Type out the material below exactly.

-- Exercise material start --

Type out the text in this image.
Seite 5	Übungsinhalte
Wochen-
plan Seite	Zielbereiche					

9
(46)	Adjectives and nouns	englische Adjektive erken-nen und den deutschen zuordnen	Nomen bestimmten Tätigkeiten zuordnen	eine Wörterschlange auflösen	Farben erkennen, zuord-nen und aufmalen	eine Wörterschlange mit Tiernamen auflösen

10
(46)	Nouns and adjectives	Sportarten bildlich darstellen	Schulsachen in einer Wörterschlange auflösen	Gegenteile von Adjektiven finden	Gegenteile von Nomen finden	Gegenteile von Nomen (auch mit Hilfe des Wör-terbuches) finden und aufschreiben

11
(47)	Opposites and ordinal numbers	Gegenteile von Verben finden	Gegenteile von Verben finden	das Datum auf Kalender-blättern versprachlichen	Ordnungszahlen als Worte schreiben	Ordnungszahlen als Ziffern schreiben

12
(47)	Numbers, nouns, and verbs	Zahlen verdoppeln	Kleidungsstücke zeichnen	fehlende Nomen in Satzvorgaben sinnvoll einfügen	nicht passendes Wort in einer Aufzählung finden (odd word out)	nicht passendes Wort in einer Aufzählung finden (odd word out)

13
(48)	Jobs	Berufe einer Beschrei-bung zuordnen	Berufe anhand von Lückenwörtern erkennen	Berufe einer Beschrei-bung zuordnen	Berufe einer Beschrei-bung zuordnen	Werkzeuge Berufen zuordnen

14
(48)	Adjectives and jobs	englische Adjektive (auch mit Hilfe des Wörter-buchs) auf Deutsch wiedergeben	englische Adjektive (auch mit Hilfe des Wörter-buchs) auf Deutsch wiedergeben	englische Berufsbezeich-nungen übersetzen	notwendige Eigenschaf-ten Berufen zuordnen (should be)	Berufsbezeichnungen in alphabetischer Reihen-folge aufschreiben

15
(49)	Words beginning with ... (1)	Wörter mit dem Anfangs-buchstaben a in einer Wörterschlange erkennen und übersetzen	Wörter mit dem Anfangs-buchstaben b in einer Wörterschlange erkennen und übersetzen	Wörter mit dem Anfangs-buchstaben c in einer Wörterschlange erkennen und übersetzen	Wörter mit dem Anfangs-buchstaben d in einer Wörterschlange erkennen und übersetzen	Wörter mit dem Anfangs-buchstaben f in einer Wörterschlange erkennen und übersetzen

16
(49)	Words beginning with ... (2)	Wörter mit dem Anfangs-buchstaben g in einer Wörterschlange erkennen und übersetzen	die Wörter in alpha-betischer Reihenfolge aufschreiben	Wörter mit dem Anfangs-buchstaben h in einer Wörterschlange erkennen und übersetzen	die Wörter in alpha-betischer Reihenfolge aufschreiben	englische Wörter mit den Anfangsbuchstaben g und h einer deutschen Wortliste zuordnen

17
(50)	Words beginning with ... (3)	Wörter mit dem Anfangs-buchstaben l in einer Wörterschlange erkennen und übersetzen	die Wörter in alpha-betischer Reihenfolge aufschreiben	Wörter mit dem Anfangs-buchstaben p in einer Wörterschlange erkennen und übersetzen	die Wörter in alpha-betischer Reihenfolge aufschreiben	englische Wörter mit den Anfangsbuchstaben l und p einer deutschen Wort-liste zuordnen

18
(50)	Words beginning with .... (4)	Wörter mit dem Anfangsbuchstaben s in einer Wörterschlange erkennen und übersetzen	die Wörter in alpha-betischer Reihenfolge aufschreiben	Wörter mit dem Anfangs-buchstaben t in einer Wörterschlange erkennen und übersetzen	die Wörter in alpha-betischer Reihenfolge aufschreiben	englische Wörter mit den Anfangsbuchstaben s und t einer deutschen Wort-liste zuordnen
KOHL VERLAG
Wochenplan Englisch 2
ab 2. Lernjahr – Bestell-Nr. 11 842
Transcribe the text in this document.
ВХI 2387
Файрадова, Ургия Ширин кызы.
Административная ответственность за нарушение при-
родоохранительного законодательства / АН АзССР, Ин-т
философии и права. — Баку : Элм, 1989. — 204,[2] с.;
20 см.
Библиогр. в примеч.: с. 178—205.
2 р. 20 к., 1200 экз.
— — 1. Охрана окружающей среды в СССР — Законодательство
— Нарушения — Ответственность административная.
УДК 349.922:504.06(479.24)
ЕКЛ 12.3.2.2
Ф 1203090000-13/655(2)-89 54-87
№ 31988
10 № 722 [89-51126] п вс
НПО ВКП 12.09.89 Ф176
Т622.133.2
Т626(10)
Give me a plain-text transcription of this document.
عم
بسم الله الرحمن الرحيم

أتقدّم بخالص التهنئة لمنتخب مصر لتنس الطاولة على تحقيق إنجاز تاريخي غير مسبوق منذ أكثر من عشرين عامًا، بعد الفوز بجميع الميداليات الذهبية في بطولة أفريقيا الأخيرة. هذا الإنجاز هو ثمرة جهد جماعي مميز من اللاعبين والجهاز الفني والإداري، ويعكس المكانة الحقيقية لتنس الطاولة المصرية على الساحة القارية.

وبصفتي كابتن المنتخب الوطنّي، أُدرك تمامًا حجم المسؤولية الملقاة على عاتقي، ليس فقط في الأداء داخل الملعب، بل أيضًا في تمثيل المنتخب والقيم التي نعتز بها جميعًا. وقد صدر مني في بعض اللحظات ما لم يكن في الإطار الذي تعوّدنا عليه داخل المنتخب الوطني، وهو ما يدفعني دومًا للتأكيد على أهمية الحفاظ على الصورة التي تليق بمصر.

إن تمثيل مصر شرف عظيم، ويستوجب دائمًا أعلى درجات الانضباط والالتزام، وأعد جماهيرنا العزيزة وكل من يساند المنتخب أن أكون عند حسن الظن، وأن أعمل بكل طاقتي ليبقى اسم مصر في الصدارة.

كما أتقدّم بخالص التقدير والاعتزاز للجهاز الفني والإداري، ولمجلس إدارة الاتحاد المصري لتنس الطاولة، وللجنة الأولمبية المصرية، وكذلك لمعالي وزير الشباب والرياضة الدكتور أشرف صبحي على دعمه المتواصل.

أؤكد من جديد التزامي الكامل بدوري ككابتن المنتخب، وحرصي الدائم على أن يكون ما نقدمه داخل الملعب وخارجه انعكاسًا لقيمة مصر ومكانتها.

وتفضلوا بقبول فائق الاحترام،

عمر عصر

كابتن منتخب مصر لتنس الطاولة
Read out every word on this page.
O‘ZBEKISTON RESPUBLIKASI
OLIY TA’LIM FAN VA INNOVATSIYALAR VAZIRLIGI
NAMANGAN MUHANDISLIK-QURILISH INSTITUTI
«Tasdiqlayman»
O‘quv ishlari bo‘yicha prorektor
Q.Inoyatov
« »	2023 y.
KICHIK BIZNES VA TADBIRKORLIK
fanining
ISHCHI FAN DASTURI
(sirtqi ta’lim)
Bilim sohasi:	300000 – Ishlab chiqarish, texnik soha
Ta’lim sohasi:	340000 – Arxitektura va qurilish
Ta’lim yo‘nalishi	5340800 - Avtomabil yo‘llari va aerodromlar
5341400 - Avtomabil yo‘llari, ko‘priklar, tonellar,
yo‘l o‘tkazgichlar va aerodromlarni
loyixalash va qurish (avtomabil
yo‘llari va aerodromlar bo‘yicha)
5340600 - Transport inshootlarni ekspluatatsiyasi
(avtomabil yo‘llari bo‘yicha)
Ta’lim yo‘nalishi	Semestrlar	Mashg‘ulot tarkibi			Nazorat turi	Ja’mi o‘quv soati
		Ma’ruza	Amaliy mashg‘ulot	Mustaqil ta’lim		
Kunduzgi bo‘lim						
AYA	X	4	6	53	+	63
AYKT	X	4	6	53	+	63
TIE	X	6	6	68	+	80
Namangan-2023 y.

-- Exercise material end --

**Correct result**
Type out the text in this image.
Seite 5	Übungsinhalte
Wochen-
plan Seite	Zielbereiche					

9
(46)	Adjectives and nouns	englische Adjektive erken-nen und den deutschen zuordnen	Nomen bestimmten Tätigkeiten zuordnen	eine Wörterschlange auflösen	Farben erkennen, zuord-nen und aufmalen	eine Wörterschlange mit Tiernamen auflösen

10
(46)	Nouns and adjectives	Sportarten bildlich darstellen	Schulsachen in einer Wörterschlange auflösen	Gegenteile von Adjektiven finden	Gegenteile von Nomen finden	Gegenteile von Nomen (auch mit Hilfe des Wör-terbuches) finden und aufschreiben

11
(47)	Opposites and ordinal numbers	Gegenteile von Verben finden	Gegenteile von Verben finden	das Datum auf Kalender-blättern versprachlichen	Ordnungszahlen als Worte schreiben	Ordnungszahlen als Ziffern schreiben

12
(47)	Numbers, nouns, and verbs	Zahlen verdoppeln	Kleidungsstücke zeichnen	fehlende Nomen in Satzvorgaben sinnvoll einfügen	nicht passendes Wort in einer Aufzählung finden (odd word out)	nicht passendes Wort in einer Aufzählung finden (odd word out)

13
(48)	Jobs	Berufe einer Beschrei-bung zuordnen	Berufe anhand von Lückenwörtern erkennen	Berufe einer Beschrei-bung zuordnen	Berufe einer Beschrei-bung zuordnen	Werkzeuge Berufen zuordnen

14
(48)	Adjectives and jobs	englische Adjektive (auch mit Hilfe des Wörter-buchs) auf Deutsch wiedergeben	englische Adjektive (auch mit Hilfe des Wörter-buchs) auf Deutsch wiedergeben	englische Berufsbezeich-nungen übersetzen	notwendige Eigenschaf-ten Berufen zuordnen (should be)	Berufsbezeichnungen in alphabetischer Reihen-folge aufschreiben

15
(49)	Words beginning with ... (1)	Wörter mit dem Anfangs-buchstaben a in einer Wörterschlange erkennen und übersetzen	Wörter mit dem Anfangs-buchstaben b in einer Wörterschlange erkennen und übersetzen	Wörter mit dem Anfangs-buchstaben c in einer Wörterschlange erkennen und übersetzen	Wörter mit dem Anfangs-buchstaben d in einer Wörterschlange erkennen und übersetzen	Wörter mit dem Anfangs-buchstaben f in einer Wörterschlange erkennen und übersetzen

16
(49)	Words beginning with ... (2)	Wörter mit dem Anfangs-buchstaben g in einer Wörterschlange erkennen und übersetzen	die Wörter in alpha-betischer Reihenfolge aufschreiben	Wörter mit dem Anfangs-buchstaben h in einer Wörterschlange erkennen und übersetzen	die Wörter in alpha-betischer Reihenfolge aufschreiben	englische Wörter mit den Anfangsbuchstaben g und h einer deutschen Wortliste zuordnen

17
(50)	Words beginning with ... (3)	Wörter mit dem Anfangs-buchstaben l in einer Wörterschlange erkennen und übersetzen	die Wörter in alpha-betischer Reihenfolge aufschreiben	Wörter mit dem Anfangs-buchstaben p in einer Wörterschlange erkennen und übersetzen	die Wörter in alpha-betischer Reihenfolge aufschreiben	englische Wörter mit den Anfangsbuchstaben l und p einer deutschen Wort-liste zuordnen

18
(50)	Words beginning with .... (4)	Wörter mit dem Anfangsbuchstaben s in einer Wörterschlange erkennen und übersetzen	die Wörter in alpha-betischer Reihenfolge aufschreiben	Wörter mit dem Anfangs-buchstaben t in einer Wörterschlange erkennen und übersetzen	die Wörter in alpha-betischer Reihenfolge aufschreiben	englische Wörter mit den Anfangsbuchstaben s und t einer deutschen Wort-liste zuordnen
KOHL VERLAG
Wochenplan Englisch 2
ab 2. Lernjahr – Bestell-Nr. 11 842
Transcribe the text in this document.
ВХI 2387
Файрадова, Ургия Ширин кызы.
Административная ответственность за нарушение при-
родоохранительного законодательства / АН АзССР, Ин-т
философии и права. — Баку : Элм, 1989. — 204,[2] с.;
20 см.
Библиогр. в примеч.: с. 178—205.
2 р. 20 к., 1200 экз.
— — 1. Охрана окружающей среды в СССР — Законодательство
— Нарушения — Ответственность административная.
УДК 349.922:504.06(479.24)
ЕКЛ 12.3.2.2
Ф 1203090000-13/655(2)-89 54-87
№ 31988
10 № 722 [89-51126] п вс
НПО ВКП 12.09.89 Ф176
Т622.133.2
Т626(10)
Give me a plain-text transcription of this document.
عم
بسم الله الرحمن الرحيم

أتقدّم بخالص التهنئة لمنتخب مصر لتنس الطاولة على تحقيق إنجاز تاريخي غير مسبوق منذ أكثر من عشرين عامًا، بعد الفوز بجميع الميداليات الذهبية في بطولة أفريقيا الأخيرة. هذا الإنجاز هو ثمرة جهد جماعي مميز من اللاعبين والجهاز الفني والإداري، ويعكس المكانة الحقيقية لتنس الطاولة المصرية على الساحة القارية.

وبصفتي كابتن المنتخب الوطنّي، أُدرك تمامًا حجم المسؤولية الملقاة على عاتقي، ليس فقط في الأداء داخل الملعب، بل أيضًا في تمثيل المنتخب والقيم التي نعتز بها جميعًا. وقد صدر مني في بعض اللحظات ما لم يكن في الإطار الذي تعوّدنا عليه داخل المنتخب الوطني، وهو ما يدفعني دومًا للتأكيد على أهمية الحفاظ على الصورة التي تليق بمصر.

إن تمثيل مصر شرف عظيم، ويستوجب دائمًا أعلى درجات الانضباط والالتزام، وأعد جماهيرنا العزيزة وكل من يساند المنتخب أن أكون عند حسن الظن، وأن أعمل بكل طاقتي ليبقى اسم مصر في الصدارة.

كما أتقدّم بخالص التقدير والاعتزاز للجهاز الفني والإداري، ولمجلس إدارة الاتحاد المصري لتنس الطاولة، وللجنة الأولمبية المصرية، وكذلك لمعالي وزير الشباب والرياضة الدكتور أشرف صبحي على دعمه المتواصل.

أؤكد من جديد التزامي الكامل بدوري ككابتن المنتخب، وحرصي الدائم على أن يكون ما نقدمه داخل الملعب وخارجه انعكاسًا لقيمة مصر ومكانتها.

وتفضلوا بقبول فائق الاحترام،

عمر عصر

كابتن منتخب مصر لتنس الطاولة
Read out every word on this page.
O‘ZBEKISTON RESPUBLIKASI
OLIY TA’LIM FAN VA INNOVATSIYALAR VAZIRLIGI
NAMANGAN MUHANDISLIK-QURILISH INSTITUTI
«Tasdiqlayman»
O‘quv ishlari bo‘yicha prorektor
Q.Inoyatov
« »	2023 y.
KICHIK BIZNES VA TADBIRKORLIK
fanining
ISHCHI FAN DASTURI
(sirtqi ta’lim)
Bilim sohasi:	300000 – Ishlab chiqarish, texnik soha
Ta’lim sohasi:	340000 – Arxitektura va qurilish
Ta’lim yo‘nalishi	5340800 - Avtomabil yo‘llari va aerodromlar
5341400 - Avtomabil yo‘llari, ko‘priklar, tonellar,
yo‘l o‘tkazgichlar va aerodromlarni
loyixalash va qurish (avtomabil
yo‘llari va aerodromlar bo‘yicha)
5340600 - Transport inshootlarni ekspluatatsiyasi
(avtomabil yo‘llari bo‘yicha)
Ta’lim yo‘nalishi	Semestrlar	Mashg‘ulot tarkibi			Nazorat turi	Ja’mi o‘quv soati
		Ma’ruza	Amaliy mashg‘ulot	Mustaqil ta’lim		
Kunduzgi bo‘lim						
AYA	X	4	6	53	+	63
AYKT	X	4	6	53	+	63
TIE	X	6	6	68	+	80
Namangan-2023 y.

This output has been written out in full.